(Saved entries)

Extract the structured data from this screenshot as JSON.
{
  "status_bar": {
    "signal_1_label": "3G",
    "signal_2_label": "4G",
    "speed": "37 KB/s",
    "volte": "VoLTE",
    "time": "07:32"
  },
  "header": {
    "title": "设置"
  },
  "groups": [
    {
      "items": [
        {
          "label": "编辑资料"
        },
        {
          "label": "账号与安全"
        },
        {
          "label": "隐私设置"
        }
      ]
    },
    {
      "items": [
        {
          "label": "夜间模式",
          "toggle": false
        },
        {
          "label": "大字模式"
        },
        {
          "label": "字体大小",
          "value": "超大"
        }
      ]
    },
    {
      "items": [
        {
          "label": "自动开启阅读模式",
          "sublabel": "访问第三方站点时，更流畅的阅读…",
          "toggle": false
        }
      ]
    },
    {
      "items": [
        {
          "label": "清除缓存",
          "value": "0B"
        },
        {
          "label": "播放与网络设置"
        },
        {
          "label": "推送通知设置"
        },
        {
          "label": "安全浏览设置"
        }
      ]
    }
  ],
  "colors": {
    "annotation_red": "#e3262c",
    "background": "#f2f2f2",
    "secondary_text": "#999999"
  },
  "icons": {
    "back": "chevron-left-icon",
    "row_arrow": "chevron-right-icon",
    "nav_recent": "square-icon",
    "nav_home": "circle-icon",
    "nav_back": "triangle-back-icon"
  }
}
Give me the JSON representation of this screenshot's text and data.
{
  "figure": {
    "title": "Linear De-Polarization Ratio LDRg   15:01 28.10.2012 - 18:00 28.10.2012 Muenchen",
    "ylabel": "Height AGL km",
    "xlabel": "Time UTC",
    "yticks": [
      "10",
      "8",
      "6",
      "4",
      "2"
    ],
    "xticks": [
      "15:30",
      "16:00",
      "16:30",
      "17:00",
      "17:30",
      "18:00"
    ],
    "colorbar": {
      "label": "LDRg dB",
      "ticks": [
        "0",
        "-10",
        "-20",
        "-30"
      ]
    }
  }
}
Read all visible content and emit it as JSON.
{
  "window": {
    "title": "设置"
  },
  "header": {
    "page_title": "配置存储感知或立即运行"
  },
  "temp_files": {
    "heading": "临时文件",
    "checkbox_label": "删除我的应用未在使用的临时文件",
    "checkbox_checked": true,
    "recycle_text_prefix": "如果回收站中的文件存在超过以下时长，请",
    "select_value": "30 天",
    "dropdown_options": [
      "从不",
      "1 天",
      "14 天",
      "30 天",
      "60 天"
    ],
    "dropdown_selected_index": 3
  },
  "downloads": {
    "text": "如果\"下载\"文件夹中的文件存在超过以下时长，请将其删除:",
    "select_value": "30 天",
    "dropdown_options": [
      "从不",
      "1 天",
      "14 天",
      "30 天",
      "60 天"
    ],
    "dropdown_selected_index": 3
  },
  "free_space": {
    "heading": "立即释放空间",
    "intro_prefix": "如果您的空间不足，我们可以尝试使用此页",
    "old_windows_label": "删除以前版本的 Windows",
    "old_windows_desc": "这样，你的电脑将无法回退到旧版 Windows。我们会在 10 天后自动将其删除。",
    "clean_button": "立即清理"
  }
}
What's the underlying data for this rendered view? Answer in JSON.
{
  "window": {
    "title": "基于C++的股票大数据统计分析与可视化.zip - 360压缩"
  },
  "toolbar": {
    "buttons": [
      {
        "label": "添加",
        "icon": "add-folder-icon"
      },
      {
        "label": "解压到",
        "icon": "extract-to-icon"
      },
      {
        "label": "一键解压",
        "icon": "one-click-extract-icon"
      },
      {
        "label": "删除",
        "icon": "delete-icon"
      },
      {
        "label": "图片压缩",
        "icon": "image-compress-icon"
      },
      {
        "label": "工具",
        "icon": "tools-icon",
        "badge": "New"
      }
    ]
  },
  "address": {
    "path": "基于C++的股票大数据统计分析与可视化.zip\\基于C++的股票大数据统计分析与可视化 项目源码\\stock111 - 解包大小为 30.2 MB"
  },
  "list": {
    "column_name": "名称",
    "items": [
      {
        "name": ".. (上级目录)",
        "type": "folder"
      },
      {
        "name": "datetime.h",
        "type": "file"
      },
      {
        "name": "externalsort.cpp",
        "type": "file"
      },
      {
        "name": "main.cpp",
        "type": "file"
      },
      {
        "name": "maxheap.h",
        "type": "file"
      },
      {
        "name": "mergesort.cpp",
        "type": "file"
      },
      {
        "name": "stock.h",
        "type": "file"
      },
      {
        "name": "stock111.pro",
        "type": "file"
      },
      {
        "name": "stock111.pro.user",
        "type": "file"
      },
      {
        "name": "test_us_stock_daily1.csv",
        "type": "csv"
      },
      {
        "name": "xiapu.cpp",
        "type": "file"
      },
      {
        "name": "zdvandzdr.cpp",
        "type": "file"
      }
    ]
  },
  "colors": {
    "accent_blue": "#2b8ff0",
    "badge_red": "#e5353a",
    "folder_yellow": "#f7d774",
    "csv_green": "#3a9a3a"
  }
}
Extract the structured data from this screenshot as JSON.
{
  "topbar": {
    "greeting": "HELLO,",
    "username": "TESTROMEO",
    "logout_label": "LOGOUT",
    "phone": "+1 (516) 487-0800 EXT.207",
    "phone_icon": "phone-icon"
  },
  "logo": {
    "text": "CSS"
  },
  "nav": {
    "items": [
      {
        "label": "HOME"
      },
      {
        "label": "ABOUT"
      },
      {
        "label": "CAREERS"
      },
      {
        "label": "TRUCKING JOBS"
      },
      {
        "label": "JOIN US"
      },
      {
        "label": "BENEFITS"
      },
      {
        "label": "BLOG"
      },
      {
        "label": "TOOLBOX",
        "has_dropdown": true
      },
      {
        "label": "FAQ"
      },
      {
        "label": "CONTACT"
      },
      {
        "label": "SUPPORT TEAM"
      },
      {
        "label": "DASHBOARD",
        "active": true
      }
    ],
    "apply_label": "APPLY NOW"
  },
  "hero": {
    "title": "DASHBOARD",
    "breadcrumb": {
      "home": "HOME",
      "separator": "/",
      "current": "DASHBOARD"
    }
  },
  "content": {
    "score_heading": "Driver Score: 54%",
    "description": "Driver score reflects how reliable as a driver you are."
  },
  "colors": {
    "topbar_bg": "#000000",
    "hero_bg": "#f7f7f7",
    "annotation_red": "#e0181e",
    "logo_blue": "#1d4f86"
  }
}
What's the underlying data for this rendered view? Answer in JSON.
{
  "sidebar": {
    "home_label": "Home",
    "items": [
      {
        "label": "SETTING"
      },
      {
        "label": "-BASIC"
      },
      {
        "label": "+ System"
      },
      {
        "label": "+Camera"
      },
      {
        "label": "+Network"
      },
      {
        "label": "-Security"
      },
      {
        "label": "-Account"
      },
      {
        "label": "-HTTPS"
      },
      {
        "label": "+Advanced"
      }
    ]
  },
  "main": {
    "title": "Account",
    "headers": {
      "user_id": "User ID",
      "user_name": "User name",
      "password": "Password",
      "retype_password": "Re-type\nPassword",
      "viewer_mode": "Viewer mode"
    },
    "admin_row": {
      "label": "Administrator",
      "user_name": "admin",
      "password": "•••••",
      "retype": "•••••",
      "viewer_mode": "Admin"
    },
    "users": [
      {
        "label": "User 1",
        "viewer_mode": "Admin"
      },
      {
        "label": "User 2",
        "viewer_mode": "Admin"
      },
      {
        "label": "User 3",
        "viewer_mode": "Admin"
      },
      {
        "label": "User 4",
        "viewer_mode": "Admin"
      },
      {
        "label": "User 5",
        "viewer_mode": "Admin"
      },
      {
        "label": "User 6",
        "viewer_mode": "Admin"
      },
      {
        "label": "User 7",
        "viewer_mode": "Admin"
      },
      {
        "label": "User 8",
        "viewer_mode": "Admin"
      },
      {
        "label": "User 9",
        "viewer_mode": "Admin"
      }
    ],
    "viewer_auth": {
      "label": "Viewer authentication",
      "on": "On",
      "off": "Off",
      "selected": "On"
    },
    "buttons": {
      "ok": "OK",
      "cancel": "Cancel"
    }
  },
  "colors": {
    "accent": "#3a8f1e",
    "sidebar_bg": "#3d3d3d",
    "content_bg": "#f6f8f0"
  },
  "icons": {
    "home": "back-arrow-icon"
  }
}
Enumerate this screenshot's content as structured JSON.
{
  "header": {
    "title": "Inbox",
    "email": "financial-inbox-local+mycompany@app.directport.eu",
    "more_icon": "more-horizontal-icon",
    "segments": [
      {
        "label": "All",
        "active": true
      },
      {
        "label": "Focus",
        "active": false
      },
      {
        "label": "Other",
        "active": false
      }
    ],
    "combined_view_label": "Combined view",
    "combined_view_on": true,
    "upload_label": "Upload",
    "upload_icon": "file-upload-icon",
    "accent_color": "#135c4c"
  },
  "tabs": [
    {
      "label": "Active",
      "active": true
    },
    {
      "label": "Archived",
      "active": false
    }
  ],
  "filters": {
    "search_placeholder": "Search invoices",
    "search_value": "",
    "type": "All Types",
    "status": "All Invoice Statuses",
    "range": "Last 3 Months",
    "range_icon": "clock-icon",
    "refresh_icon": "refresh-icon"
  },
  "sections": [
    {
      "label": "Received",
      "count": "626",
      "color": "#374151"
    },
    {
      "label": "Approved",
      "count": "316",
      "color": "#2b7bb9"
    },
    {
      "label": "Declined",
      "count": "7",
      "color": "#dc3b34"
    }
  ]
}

WHAT IS NEEDED — Using the material above, count the lines containing the word "screenshot". Reply with the number alone.

RESPONSE — 4